Things to do:
**A)** Answer each question from the passage on bastinado:
(i) In the 1967 survey, what percentage of inmates in Greek prisons reported frequent infliction of bastinado?
(ii) Until what year is foot whipping reported from juvenile penal institutions in the United States?
(iii) In what city was the interrogation centre established in 1938?
**B)** Reproduce the passage on bastinado from "Bastinado is still used" to "remain barefoot uniformly.".

Begin Given passage

Bastinado is still used as prison punishment in several countries (see below). As it causes substantial suffering for the victim while physical evidence remains largely undetectable after some time, it is frequently used for interrogation and torture in rogue regimes as well.

Appearance

Bastinado usually requires a certain amount of collaborative effort and an authoritarian presence on the executing party to be enforced. Therefore, it typically appears in settings where corporal punishment is officially approved to be exerted on predefined group of people. This can be situations of imprisonment and incarceration as well as slavery. This moderated subform of flagellation is characteristically prevalent where subjected individuals are forced to remain barefoot uniformly.

Regional

Foot whipping in a Syrian prison; museum exhibit

Foot whipping was common practice as means of disciplinary punishment in different kinds of institutions throughout Central Europe until the 1950s, especially in German territories.[5][6] During the German Third Reich era it was increasingly used in penal institutions and labor camps. It was also inflicted on the population in occupied territories, notably Denmark and Norway.[9]

During the era of slavery in Brazil and the American South it was often used whenever so-called "clean beating" instead of the prevalent more radical forms of flagellation was demanded. This was the case when a loss in marketable value through visible injuries especially on females was to be avoided. As many so-called "slave-codes" included a barefoot constraint, bastinado required minimal effort to be performed.[10] As it was sufficiently effective but usually left no visible or relevant injuries, bastinado was often used as an alternative for female slaves with higher marketable value.[11]

Bastinado is still practised in penal institutions of several countries around the world. In a 1967 survey 83% of the inmates in Greek prisons reported about frequent infliction of bastinado. It was also used against rioting students. In Spanish prisons 39% of the inmates reported about this kind of treatment. The French Sûreté reportedly used it to extract confessions. British occupants used it in Palestine, French occupants in Algeria. Within colonial India it was used to punish tax offenders. Within penal institutions in Europe bastinado was reportedly used in Germany, Austria, France, Spain, Greece, Poland, Romania, Bulgaria, Portugal, Macedonia, Lithuania, Georgia, Ukraine, Cyprus, Slovakia and Croatia. Other nations with documented use of bastinado are Syria, Israel, Turkey, Morocco, Iran, Egypt, Iraq, Libya, Lebanon, Tunisia, Yemen, Saudi Arabia, Kuwait, Brazil, Argentina, Nicaragua, Chile, South Africa, Venezuela, Rhodesia, Zimbabwe, Paraguay, Honduras, Bolivia, Ethiopia, Somalia, Kenya, Cameroon, Mauritius, Philippines, South Korea, Pakistan and Nepal.[12]

In history

Executing falaka on an offender; Iran, 1920s
  • In the United States corporal punishment through foot whipping is reported from juvenile penal institutions until 1969, as for example in Massachusetts.[7]
  • Foot whipping was practised in juvenile institutions and protectories in Austria until the 1960s.[13]
  • In the German Third Reich bastinado was used in women's prisons and labor camps where female prisoners were often kept barefoot uniformly.[14][15][16][17] During and beyond that period of time this form of punishment was commonly used in juvenile institutions in German territories as well.[5]
  • British colonial police officer Charles Tegart is said to have instituted foot whipping, a practice derived from the former Ottoman rule, in an interrogation centre established at Jerusalem in 1938, as part of the effort to crush the 1936–39 Arab revolt in Palestine.

End Given passage
Begin Raw data

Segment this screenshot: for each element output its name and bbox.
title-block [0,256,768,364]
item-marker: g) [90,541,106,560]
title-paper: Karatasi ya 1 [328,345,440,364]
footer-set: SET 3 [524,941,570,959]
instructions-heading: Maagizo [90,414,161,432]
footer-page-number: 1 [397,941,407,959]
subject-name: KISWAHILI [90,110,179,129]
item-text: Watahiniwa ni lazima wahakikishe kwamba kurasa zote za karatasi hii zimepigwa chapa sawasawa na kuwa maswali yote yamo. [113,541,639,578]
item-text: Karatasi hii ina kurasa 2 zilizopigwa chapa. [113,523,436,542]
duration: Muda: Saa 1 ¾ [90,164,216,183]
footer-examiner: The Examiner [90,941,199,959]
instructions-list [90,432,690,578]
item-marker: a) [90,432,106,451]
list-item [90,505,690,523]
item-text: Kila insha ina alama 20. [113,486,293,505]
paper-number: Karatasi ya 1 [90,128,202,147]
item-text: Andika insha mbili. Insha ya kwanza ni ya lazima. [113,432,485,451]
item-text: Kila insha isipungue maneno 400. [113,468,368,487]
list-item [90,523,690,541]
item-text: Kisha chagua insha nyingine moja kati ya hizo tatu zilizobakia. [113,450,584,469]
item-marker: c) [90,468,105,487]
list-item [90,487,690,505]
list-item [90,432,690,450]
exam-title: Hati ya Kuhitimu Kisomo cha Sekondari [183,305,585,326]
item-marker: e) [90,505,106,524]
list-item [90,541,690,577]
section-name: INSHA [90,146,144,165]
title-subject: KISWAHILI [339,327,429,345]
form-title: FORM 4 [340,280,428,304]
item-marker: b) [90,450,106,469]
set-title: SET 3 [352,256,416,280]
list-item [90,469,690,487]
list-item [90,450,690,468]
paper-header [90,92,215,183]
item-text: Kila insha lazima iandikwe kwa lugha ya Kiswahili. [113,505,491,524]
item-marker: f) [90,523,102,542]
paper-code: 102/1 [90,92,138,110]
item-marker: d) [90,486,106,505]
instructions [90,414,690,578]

End Raw data
Begin Raw data

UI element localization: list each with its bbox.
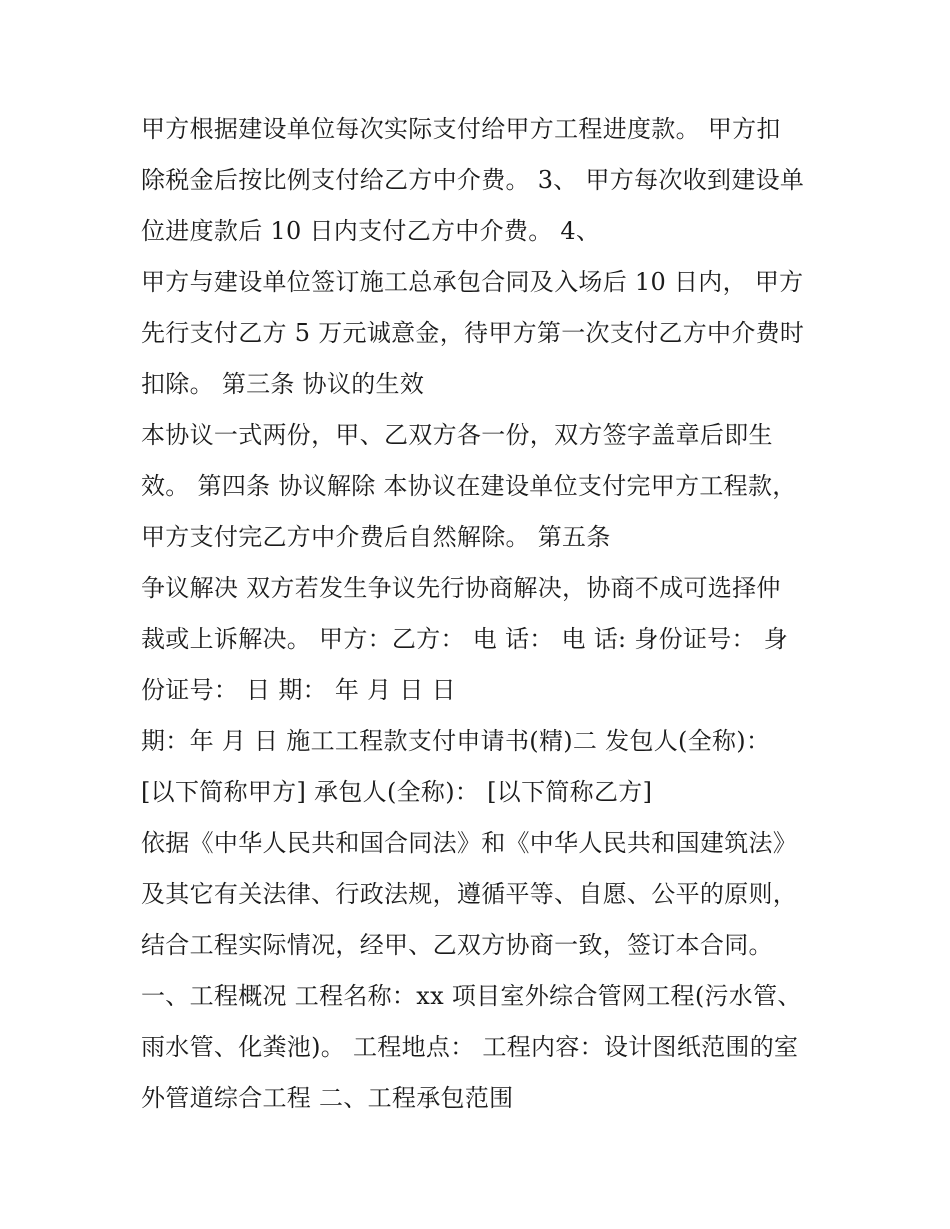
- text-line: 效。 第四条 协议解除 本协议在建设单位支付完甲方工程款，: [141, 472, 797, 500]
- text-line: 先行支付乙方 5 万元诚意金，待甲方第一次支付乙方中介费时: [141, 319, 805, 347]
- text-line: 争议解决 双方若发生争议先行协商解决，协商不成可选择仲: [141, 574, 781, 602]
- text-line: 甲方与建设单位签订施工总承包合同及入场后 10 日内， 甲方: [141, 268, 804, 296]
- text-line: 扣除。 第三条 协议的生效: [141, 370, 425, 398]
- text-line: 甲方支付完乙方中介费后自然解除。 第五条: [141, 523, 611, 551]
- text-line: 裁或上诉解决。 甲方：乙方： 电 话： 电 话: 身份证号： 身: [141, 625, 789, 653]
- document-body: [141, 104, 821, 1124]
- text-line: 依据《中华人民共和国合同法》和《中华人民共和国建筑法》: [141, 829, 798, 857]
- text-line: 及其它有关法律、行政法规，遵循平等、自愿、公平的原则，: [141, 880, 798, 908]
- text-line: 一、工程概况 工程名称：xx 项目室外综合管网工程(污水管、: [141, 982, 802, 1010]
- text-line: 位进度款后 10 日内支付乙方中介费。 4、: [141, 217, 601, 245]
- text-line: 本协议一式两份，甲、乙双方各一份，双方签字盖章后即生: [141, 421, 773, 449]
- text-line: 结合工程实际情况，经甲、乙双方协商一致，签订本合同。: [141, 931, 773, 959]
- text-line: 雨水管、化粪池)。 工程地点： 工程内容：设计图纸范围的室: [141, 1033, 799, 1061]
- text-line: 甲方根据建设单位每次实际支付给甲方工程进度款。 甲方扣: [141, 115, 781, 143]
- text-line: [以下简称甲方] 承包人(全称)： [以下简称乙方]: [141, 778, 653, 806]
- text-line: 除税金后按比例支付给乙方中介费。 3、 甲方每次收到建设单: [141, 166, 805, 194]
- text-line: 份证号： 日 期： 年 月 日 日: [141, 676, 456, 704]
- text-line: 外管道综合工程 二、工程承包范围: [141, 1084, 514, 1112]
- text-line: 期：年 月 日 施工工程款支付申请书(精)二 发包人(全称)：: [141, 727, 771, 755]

End Raw data
Begin Raw data

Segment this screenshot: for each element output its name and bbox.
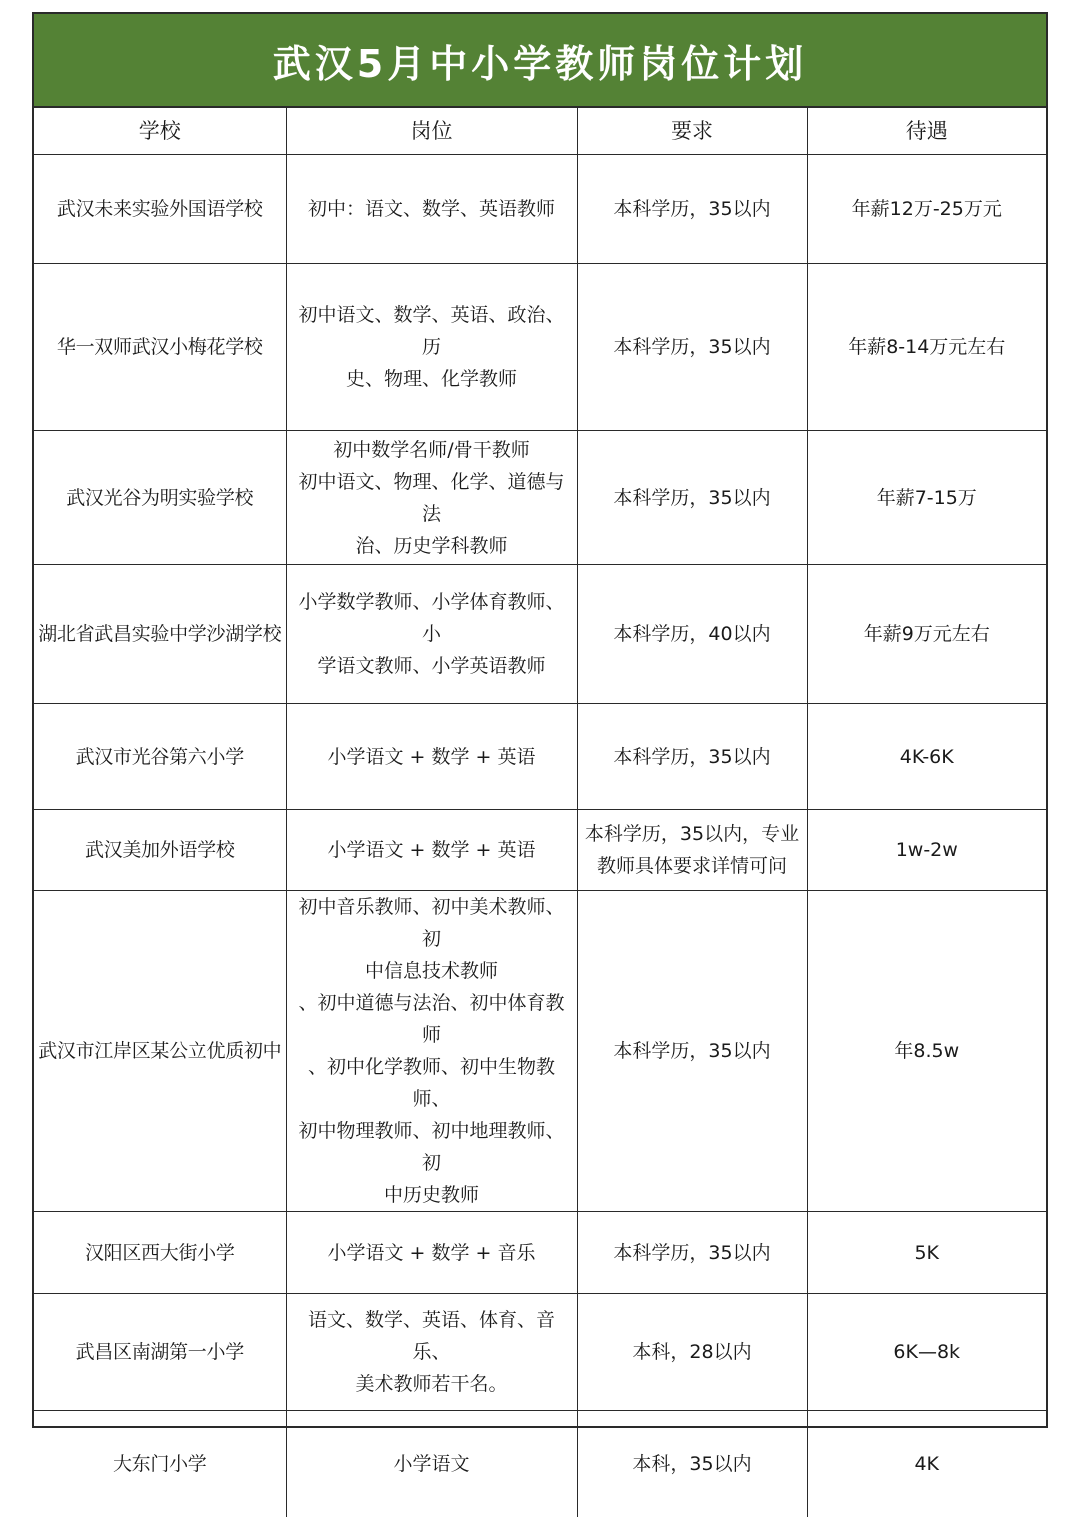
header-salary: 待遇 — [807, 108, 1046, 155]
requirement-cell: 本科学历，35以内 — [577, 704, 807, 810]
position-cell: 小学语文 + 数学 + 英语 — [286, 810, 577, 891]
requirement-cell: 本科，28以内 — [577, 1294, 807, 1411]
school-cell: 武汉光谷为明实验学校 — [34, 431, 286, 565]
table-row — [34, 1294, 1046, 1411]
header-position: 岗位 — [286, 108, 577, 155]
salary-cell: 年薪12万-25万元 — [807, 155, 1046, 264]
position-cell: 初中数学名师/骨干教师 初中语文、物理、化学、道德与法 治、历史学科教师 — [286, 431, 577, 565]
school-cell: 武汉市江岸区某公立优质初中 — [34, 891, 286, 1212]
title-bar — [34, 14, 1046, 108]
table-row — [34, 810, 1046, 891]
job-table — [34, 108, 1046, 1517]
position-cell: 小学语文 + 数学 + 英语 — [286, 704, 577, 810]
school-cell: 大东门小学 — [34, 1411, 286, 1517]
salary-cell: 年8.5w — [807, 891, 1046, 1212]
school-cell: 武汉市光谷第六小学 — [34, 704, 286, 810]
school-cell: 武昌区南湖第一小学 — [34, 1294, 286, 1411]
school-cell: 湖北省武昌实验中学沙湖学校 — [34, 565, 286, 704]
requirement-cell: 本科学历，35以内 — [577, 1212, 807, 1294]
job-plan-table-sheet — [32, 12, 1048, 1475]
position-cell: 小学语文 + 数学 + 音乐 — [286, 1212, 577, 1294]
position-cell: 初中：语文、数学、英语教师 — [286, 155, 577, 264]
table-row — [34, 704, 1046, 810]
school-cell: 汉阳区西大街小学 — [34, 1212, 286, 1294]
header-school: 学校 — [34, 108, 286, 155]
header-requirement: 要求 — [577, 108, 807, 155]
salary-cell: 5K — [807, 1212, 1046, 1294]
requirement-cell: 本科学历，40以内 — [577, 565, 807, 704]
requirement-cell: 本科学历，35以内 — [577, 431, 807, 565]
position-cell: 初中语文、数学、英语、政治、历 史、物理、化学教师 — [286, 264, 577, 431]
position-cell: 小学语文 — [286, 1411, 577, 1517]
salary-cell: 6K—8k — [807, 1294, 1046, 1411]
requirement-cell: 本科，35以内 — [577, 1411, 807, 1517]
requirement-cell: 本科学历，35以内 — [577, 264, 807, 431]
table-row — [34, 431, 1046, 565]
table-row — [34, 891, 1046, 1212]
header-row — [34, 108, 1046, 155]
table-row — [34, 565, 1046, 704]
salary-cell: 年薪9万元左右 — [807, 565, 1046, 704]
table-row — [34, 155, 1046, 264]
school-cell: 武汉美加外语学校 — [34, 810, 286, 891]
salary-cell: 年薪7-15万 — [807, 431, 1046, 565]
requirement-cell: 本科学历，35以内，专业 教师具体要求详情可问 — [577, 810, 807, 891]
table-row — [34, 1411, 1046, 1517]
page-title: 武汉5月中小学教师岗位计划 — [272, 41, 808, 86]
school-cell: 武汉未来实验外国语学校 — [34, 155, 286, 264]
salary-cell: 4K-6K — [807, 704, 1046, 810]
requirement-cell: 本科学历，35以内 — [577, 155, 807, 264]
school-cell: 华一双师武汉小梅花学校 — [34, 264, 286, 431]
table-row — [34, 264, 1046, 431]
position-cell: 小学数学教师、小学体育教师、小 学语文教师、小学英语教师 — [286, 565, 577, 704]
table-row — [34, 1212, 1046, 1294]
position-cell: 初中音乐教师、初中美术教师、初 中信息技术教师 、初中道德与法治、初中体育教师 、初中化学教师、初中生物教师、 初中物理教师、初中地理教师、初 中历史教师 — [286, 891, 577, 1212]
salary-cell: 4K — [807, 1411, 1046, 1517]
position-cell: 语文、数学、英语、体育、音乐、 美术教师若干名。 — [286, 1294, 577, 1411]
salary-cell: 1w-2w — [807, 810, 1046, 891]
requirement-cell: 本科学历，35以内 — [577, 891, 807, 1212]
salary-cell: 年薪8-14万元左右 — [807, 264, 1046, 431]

End Raw data

The replies:
**A)**
(i) 83%
(ii) 1969
(iii) Jerusalem

**B)**
Bastinado is still used as prison punishment in several countries (see below). As it causes substantial suffering for the victim while physical evidence remains largely undetectable after some time, it is frequently used for interrogation and torture in rogue regimes as well.

Appearance

Bastinado usually requires a certain amount of collaborative effort and an authoritarian presence on the executing party to be enforced. Therefore, it typically appears in settings where corporal punishment is officially approved to be exerted on predefined group of people. This can be situations of imprisonment and incarceration as well as slavery. This moderated subform of flagellation is characteristically prevalent where subjected individuals are forced to remain barefoot uniformly.